[Recorded data]
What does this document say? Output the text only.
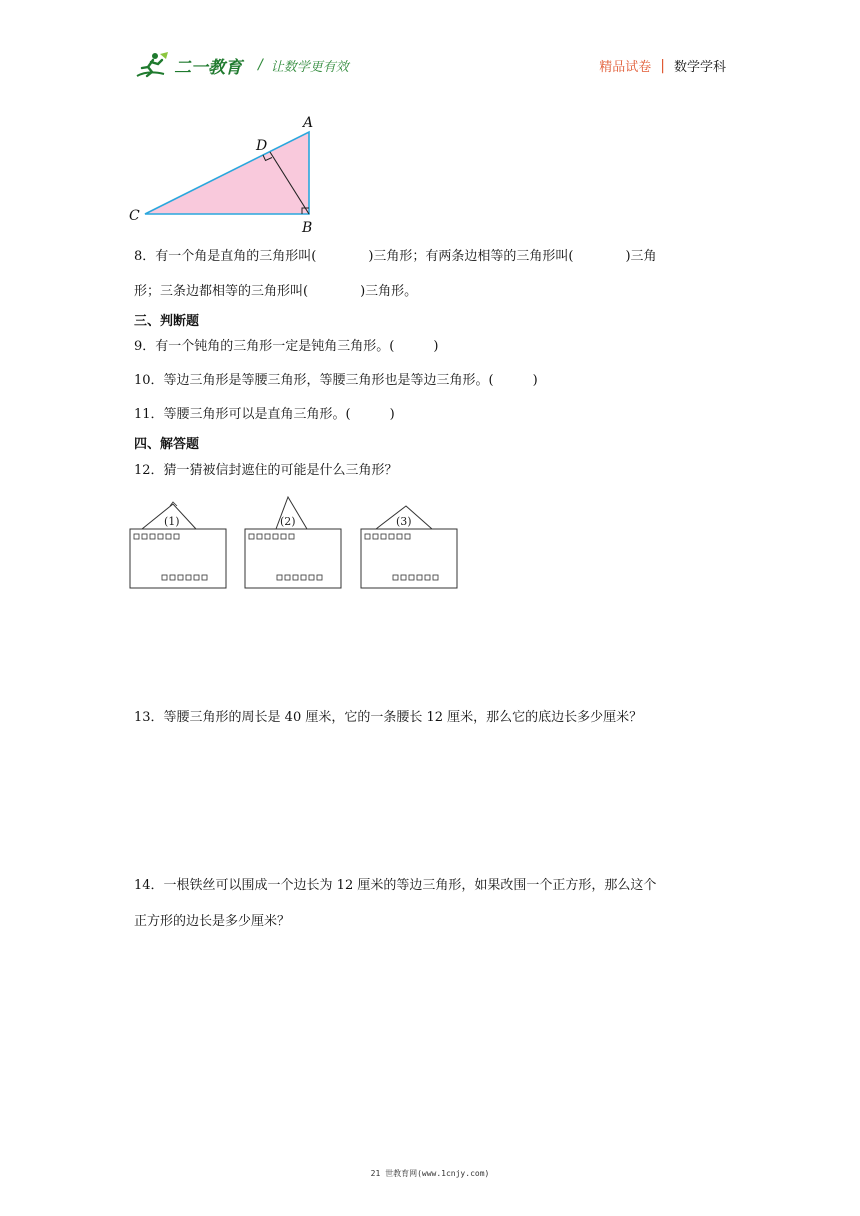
二一教育 / 让数学更有效	精品试卷 | 数学学科
A
D
C
B
8．有一个角是直角的三角形叫(　　　　)三角形；有两条边相等的三角形叫(　　　　)三角
形；三条边都相等的三角形叫(　　　　)三角形。
三、判断题
9．有一个钝角的三角形一定是钝角三角形。(　　　)
10．等边三角形是等腰三角形，等腰三角形也是等边三角形。(　　　)
11．等腰三角形可以是直角三角形。(　　　)
四、解答题
12．猜一猜被信封遮住的可能是什么三角形？
(1)	(2)	(3)
13．等腰三角形的周长是 40 厘米，它的一条腰长 12 厘米，那么它的底边长多少厘米？
14．一根铁丝可以围成一个边长为 12 厘米的等边三角形，如果改围一个正方形，那么这个
正方形的边长是多少厘米？
21 世教育网(www.1cnjy.com)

**The task:** Take the listing above and restate it word for word, without its pictures.

**Response below:**
What does this document say? Output the text only.
二一教育 / 让数学更有效	精品试卷 | 数学学科
A
D
C
B
8．有一个角是直角的三角形叫(　　　　)三角形；有两条边相等的三角形叫(　　　　)三角
形；三条边都相等的三角形叫(　　　　)三角形。
三、判断题
9．有一个钝角的三角形一定是钝角三角形。(　　　)
10．等边三角形是等腰三角形，等腰三角形也是等边三角形。(　　　)
11．等腰三角形可以是直角三角形。(　　　)
四、解答题
12．猜一猜被信封遮住的可能是什么三角形？
(1)	(2)	(3)
13．等腰三角形的周长是 40 厘米，它的一条腰长 12 厘米，那么它的底边长多少厘米？
14．一根铁丝可以围成一个边长为 12 厘米的等边三角形，如果改围一个正方形，那么这个
正方形的边长是多少厘米？
21 世教育网(www.1cnjy.com)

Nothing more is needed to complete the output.